Task directions
Scan the data below and pick out the lines containing the word "Intelligent".
>> BEGIN The records
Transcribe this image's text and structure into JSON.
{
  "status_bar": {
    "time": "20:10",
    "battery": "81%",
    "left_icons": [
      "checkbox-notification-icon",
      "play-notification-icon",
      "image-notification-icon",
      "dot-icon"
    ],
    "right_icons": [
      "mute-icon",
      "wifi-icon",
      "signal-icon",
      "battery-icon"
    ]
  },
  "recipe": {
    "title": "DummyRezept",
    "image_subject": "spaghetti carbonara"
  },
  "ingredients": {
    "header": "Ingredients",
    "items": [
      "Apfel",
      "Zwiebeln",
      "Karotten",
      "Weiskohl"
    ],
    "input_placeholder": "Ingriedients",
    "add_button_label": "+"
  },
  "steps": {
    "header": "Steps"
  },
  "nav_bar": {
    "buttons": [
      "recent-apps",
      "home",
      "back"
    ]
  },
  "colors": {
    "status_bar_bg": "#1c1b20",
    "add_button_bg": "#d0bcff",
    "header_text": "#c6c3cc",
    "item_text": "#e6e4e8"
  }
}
>> END The records
>> BEGIN The records
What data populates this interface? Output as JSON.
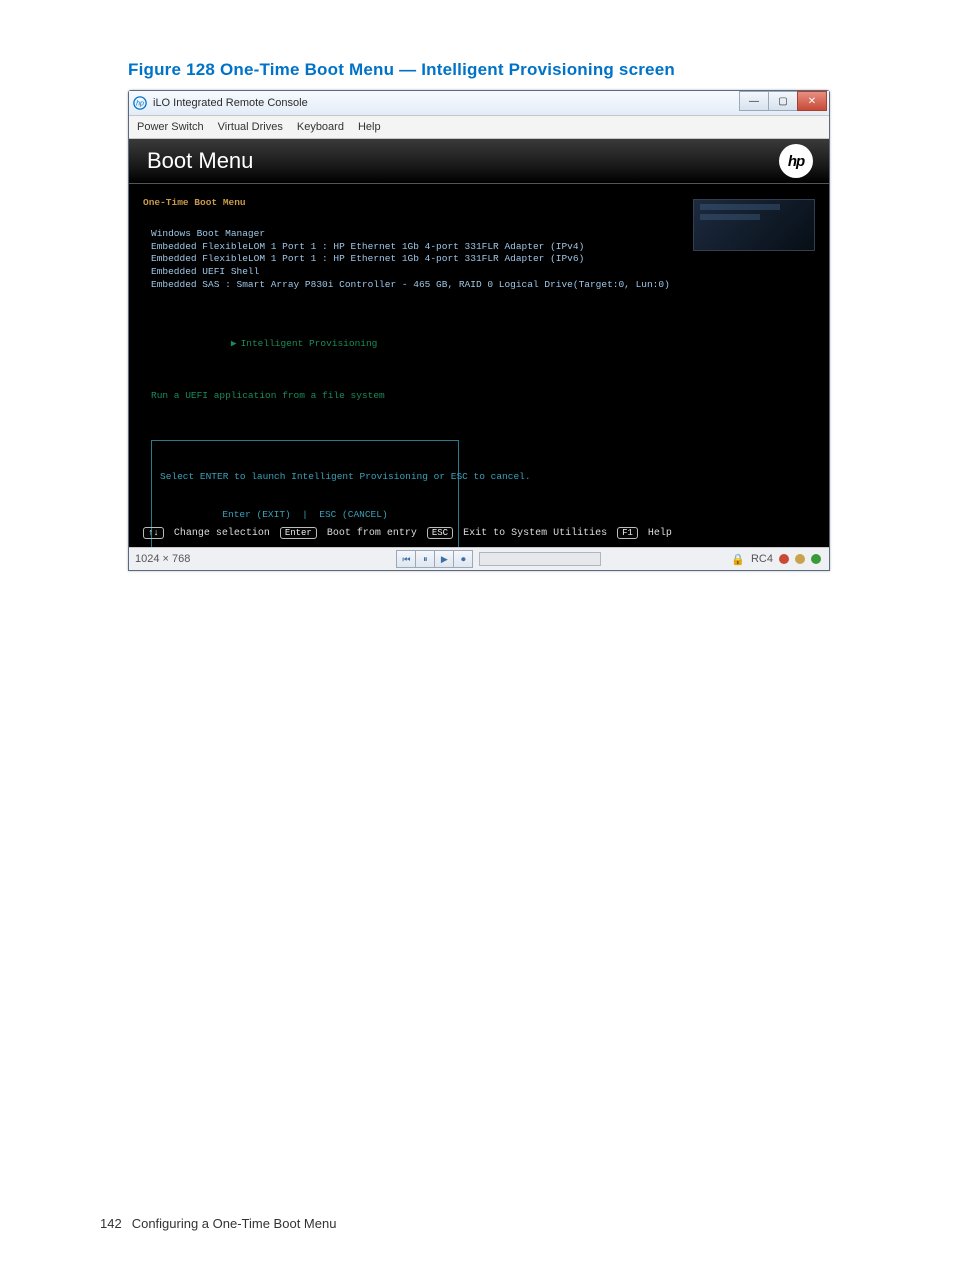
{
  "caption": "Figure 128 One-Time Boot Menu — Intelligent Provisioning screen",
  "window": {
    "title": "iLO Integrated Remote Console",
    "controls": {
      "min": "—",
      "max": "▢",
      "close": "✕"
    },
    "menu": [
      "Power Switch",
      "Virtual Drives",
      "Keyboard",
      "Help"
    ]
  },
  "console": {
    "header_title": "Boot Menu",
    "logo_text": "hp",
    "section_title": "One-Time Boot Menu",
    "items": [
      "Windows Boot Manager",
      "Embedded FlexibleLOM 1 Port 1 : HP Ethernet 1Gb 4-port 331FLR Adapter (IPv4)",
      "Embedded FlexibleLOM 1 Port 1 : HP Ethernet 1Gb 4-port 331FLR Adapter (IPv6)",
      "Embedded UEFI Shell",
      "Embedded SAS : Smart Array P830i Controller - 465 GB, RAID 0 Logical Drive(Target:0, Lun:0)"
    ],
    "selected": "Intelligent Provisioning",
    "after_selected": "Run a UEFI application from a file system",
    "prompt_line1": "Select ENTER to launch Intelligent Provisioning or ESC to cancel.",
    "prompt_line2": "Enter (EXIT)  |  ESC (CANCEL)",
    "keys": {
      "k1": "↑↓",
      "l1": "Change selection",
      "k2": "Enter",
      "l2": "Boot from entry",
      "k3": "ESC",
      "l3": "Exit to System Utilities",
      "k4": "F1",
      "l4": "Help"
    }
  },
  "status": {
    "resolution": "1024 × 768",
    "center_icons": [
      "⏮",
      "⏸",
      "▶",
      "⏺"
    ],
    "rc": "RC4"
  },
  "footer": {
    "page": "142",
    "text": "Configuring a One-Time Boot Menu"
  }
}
>> END The records
Exercise output
  "caption": "Figure 128 One-Time Boot Menu — Intelligent Provisioning screen",
    "selected": "Intelligent Provisioning",
    "prompt_line1": "Select ENTER to launch Intelligent Provisioning or ESC to cancel.",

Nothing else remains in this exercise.